(Raw records):
>> begin
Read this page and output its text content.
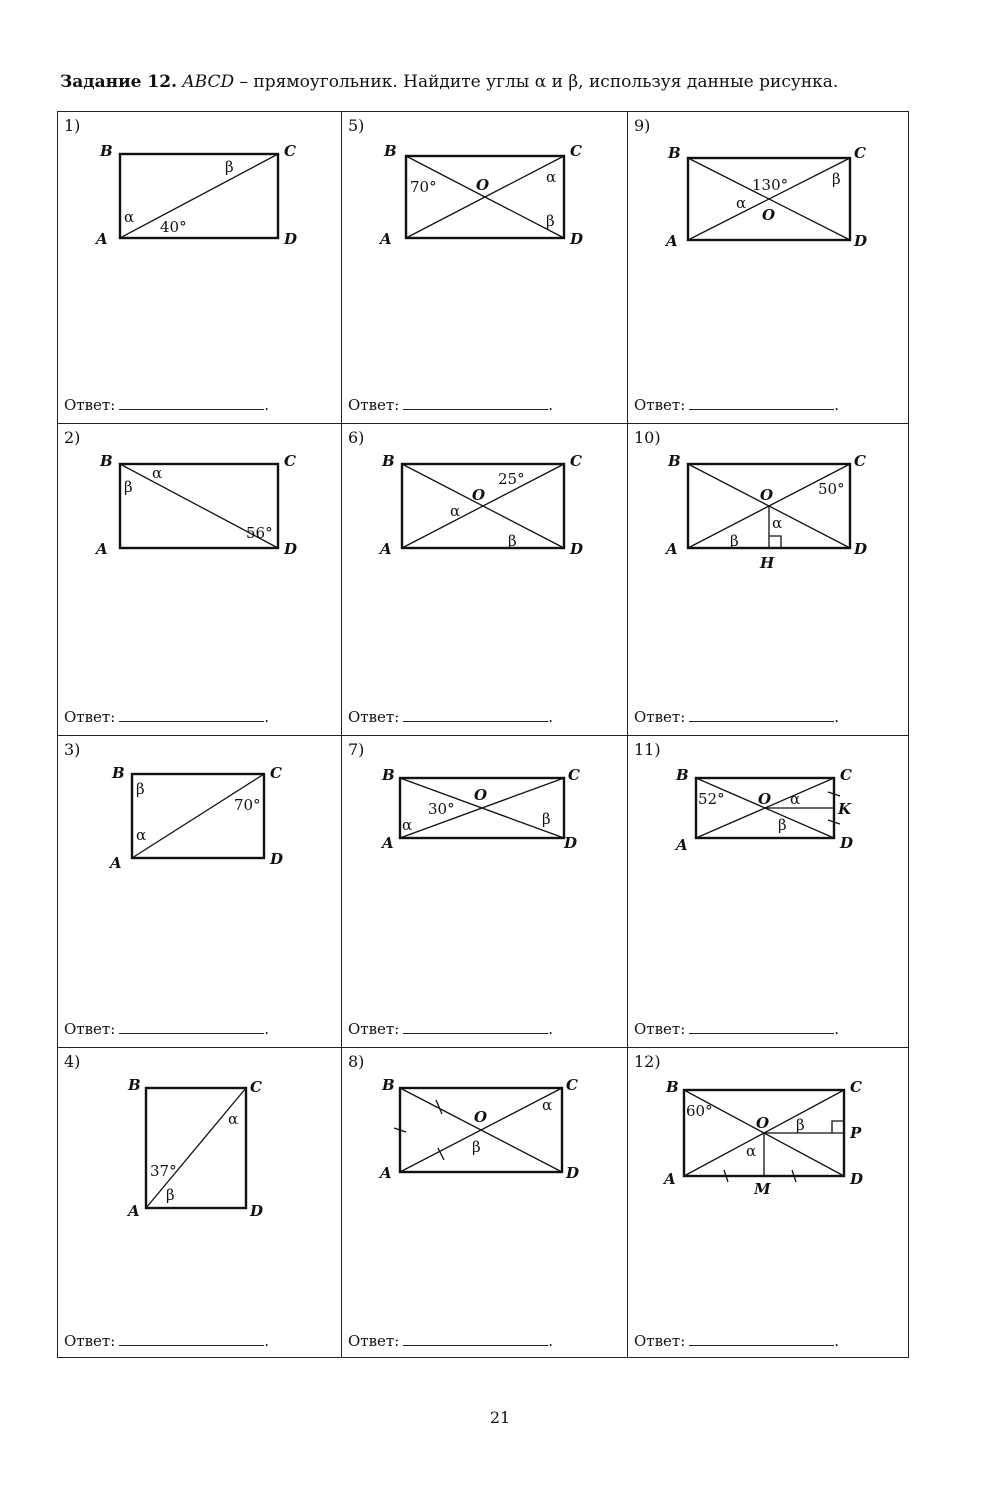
Задание 12. ABCD – прямоугольник. Найдите углы α и β, используя данные рисунка.
1)
B	C
A	D
α
β
40°
Ответ:	.
2)
B	C
A	D
α
β
56°
Ответ:	.
3)
B	C
A	D
α
β
70°
Ответ:	.
4)
B	C
A	D
α
β
37°
Ответ:	.
5)
B	C
A	D
O	α
β
70°
Ответ:	.
6)
B	C
A	D
O
α
β
25°
Ответ:	.
7)
B	C
A	D
O
α	β
30°
Ответ:	.
8)
B	C
A	D
O
α
β
Ответ:	.
9)
B	C
A	D
O
α
β
130°
Ответ:	.
10)
B	C
A	D
O
H
α
β
50°
Ответ:	.
11)
B	C
A	D
O
K
α
β
52°
Ответ:	.
12)
B	C
A	D
O
P
M
α
β
60°
Ответ:	.
21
>> end
(Task to complete): Transcribe every record above exactly as written, leaving out any pictures.

(Result):
Read this page and output its text content.
Задание 12. ABCD – прямоугольник. Найдите углы α и β, используя данные рисунка.
1)
B	C
A	D
α
β
40°
Ответ:	.
2)
B	C
A	D
α
β
56°
Ответ:	.
3)
B	C
A	D
α
β
70°
Ответ:	.
4)
B	C
A	D
α
β
37°
Ответ:	.
5)
B	C
A	D
O	α
β
70°
Ответ:	.
6)
B	C
A	D
O
α
β
25°
Ответ:	.
7)
B	C
A	D
O
α	β
30°
Ответ:	.
8)
B	C
A	D
O
α
β
Ответ:	.
9)
B	C
A	D
O
α
β
130°
Ответ:	.
10)
B	C
A	D
O
H
α
β
50°
Ответ:	.
11)
B	C
A	D
O
K
α
β
52°
Ответ:	.
12)
B	C
A	D
O
P
M
α
β
60°
Ответ:	.
21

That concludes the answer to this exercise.